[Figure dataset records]
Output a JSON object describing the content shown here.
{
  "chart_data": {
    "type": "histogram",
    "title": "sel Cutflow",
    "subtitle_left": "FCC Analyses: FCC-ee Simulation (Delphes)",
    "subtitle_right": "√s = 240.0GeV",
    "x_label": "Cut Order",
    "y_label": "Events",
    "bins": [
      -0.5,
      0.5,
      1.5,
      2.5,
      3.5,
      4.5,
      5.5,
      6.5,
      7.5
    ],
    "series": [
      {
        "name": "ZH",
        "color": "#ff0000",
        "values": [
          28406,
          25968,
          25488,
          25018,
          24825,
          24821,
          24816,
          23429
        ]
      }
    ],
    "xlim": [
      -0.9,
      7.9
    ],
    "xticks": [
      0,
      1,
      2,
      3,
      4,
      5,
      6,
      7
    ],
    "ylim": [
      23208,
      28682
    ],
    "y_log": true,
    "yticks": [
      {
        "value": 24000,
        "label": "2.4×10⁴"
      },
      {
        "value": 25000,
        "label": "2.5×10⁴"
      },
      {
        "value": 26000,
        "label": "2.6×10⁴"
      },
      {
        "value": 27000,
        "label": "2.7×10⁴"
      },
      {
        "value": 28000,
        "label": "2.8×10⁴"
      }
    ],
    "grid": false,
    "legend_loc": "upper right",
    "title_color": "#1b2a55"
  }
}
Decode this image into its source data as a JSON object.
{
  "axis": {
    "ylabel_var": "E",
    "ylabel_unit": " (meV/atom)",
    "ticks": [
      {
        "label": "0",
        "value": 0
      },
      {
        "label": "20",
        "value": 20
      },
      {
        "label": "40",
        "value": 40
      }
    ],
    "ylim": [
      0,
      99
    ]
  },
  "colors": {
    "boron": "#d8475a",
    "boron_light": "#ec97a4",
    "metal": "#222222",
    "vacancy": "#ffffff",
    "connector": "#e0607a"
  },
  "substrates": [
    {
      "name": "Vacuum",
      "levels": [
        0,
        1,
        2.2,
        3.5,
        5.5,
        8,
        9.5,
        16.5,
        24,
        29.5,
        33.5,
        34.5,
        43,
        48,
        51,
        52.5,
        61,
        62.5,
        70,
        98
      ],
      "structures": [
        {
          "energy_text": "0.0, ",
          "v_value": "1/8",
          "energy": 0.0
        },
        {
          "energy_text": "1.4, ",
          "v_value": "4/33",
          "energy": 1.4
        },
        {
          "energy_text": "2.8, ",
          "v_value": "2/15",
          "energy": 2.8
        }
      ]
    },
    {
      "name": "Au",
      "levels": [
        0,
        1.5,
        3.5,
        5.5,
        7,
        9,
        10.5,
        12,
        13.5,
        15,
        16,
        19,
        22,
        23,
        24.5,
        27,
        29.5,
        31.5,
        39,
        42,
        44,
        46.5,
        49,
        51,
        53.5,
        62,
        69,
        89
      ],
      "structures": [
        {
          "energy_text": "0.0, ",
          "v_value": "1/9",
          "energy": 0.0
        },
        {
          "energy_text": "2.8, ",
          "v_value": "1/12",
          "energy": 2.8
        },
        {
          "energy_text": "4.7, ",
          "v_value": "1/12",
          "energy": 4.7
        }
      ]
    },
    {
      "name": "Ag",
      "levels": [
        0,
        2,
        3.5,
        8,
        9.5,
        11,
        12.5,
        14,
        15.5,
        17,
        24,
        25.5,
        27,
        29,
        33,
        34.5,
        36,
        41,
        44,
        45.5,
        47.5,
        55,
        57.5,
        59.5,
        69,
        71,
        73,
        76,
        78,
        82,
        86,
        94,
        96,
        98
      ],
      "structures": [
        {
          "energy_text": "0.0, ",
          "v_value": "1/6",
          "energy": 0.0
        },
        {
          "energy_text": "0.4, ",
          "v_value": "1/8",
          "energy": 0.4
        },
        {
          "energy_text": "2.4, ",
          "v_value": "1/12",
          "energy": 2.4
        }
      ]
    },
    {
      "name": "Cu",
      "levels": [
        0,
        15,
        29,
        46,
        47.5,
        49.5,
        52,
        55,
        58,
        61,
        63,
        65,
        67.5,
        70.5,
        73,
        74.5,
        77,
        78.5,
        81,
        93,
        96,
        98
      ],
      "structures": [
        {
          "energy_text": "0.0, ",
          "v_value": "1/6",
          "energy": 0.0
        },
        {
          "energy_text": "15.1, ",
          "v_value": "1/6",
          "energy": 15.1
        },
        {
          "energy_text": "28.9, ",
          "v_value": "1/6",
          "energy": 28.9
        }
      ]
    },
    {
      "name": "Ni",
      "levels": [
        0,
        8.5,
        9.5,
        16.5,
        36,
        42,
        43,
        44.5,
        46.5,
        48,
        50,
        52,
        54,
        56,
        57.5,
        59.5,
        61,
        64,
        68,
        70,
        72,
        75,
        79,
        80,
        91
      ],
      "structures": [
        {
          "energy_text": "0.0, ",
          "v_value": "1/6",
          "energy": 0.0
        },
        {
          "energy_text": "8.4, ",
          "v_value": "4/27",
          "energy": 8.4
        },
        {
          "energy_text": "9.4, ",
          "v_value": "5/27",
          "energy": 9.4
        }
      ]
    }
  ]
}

**Stated task:**
Return the listing above in full, character for character.

**Written response:**
Output a JSON object describing the content shown here.
{
  "chart_data": {
    "type": "histogram",
    "title": "sel Cutflow",
    "subtitle_left": "FCC Analyses: FCC-ee Simulation (Delphes)",
    "subtitle_right": "√s = 240.0GeV",
    "x_label": "Cut Order",
    "y_label": "Events",
    "bins": [
      -0.5,
      0.5,
      1.5,
      2.5,
      3.5,
      4.5,
      5.5,
      6.5,
      7.5
    ],
    "series": [
      {
        "name": "ZH",
        "color": "#ff0000",
        "values": [
          28406,
          25968,
          25488,
          25018,
          24825,
          24821,
          24816,
          23429
        ]
      }
    ],
    "xlim": [
      -0.9,
      7.9
    ],
    "xticks": [
      0,
      1,
      2,
      3,
      4,
      5,
      6,
      7
    ],
    "ylim": [
      23208,
      28682
    ],
    "y_log": true,
    "yticks": [
      {
        "value": 24000,
        "label": "2.4×10⁴"
      },
      {
        "value": 25000,
        "label": "2.5×10⁴"
      },
      {
        "value": 26000,
        "label": "2.6×10⁴"
      },
      {
        "value": 27000,
        "label": "2.7×10⁴"
      },
      {
        "value": 28000,
        "label": "2.8×10⁴"
      }
    ],
    "grid": false,
    "legend_loc": "upper right",
    "title_color": "#1b2a55"
  }
}
Decode this image into its source data as a JSON object.
{
  "axis": {
    "ylabel_var": "E",
    "ylabel_unit": " (meV/atom)",
    "ticks": [
      {
        "label": "0",
        "value": 0
      },
      {
        "label": "20",
        "value": 20
      },
      {
        "label": "40",
        "value": 40
      }
    ],
    "ylim": [
      0,
      99
    ]
  },
  "colors": {
    "boron": "#d8475a",
    "boron_light": "#ec97a4",
    "metal": "#222222",
    "vacancy": "#ffffff",
    "connector": "#e0607a"
  },
  "substrates": [
    {
      "name": "Vacuum",
      "levels": [
        0,
        1,
        2.2,
        3.5,
        5.5,
        8,
        9.5,
        16.5,
        24,
        29.5,
        33.5,
        34.5,
        43,
        48,
        51,
        52.5,
        61,
        62.5,
        70,
        98
      ],
      "structures": [
        {
          "energy_text": "0.0, ",
          "v_value": "1/8",
          "energy": 0.0
        },
        {
          "energy_text": "1.4, ",
          "v_value": "4/33",
          "energy": 1.4
        },
        {
          "energy_text": "2.8, ",
          "v_value": "2/15",
          "energy": 2.8
        }
      ]
    },
    {
      "name": "Au",
      "levels": [
        0,
        1.5,
        3.5,
        5.5,
        7,
        9,
        10.5,
        12,
        13.5,
        15,
        16,
        19,
        22,
        23,
        24.5,
        27,
        29.5,
        31.5,
        39,
        42,
        44,
        46.5,
        49,
        51,
        53.5,
        62,
        69,
        89
      ],
      "structures": [
        {
          "energy_text": "0.0, ",
          "v_value": "1/9",
          "energy": 0.0
        },
        {
          "energy_text": "2.8, ",
          "v_value": "1/12",
          "energy": 2.8
        },
        {
          "energy_text": "4.7, ",
          "v_value": "1/12",
          "energy": 4.7
        }
      ]
    },
    {
      "name": "Ag",
      "levels": [
        0,
        2,
        3.5,
        8,
        9.5,
        11,
        12.5,
        14,
        15.5,
        17,
        24,
        25.5,
        27,
        29,
        33,
        34.5,
        36,
        41,
        44,
        45.5,
        47.5,
        55,
        57.5,
        59.5,
        69,
        71,
        73,
        76,
        78,
        82,
        86,
        94,
        96,
        98
      ],
      "structures": [
        {
          "energy_text": "0.0, ",
          "v_value": "1/6",
          "energy": 0.0
        },
        {
          "energy_text": "0.4, ",
          "v_value": "1/8",
          "energy": 0.4
        },
        {
          "energy_text": "2.4, ",
          "v_value": "1/12",
          "energy": 2.4
        }
      ]
    },
    {
      "name": "Cu",
      "levels": [
        0,
        15,
        29,
        46,
        47.5,
        49.5,
        52,
        55,
        58,
        61,
        63,
        65,
        67.5,
        70.5,
        73,
        74.5,
        77,
        78.5,
        81,
        93,
        96,
        98
      ],
      "structures": [
        {
          "energy_text": "0.0, ",
          "v_value": "1/6",
          "energy": 0.0
        },
        {
          "energy_text": "15.1, ",
          "v_value": "1/6",
          "energy": 15.1
        },
        {
          "energy_text": "28.9, ",
          "v_value": "1/6",
          "energy": 28.9
        }
      ]
    },
    {
      "name": "Ni",
      "levels": [
        0,
        8.5,
        9.5,
        16.5,
        36,
        42,
        43,
        44.5,
        46.5,
        48,
        50,
        52,
        54,
        56,
        57.5,
        59.5,
        61,
        64,
        68,
        70,
        72,
        75,
        79,
        80,
        91
      ],
      "structures": [
        {
          "energy_text": "0.0, ",
          "v_value": "1/6",
          "energy": 0.0
        },
        {
          "energy_text": "8.4, ",
          "v_value": "4/27",
          "energy": 8.4
        },
        {
          "energy_text": "9.4, ",
          "v_value": "5/27",
          "energy": 9.4
        }
      ]
    }
  ]
}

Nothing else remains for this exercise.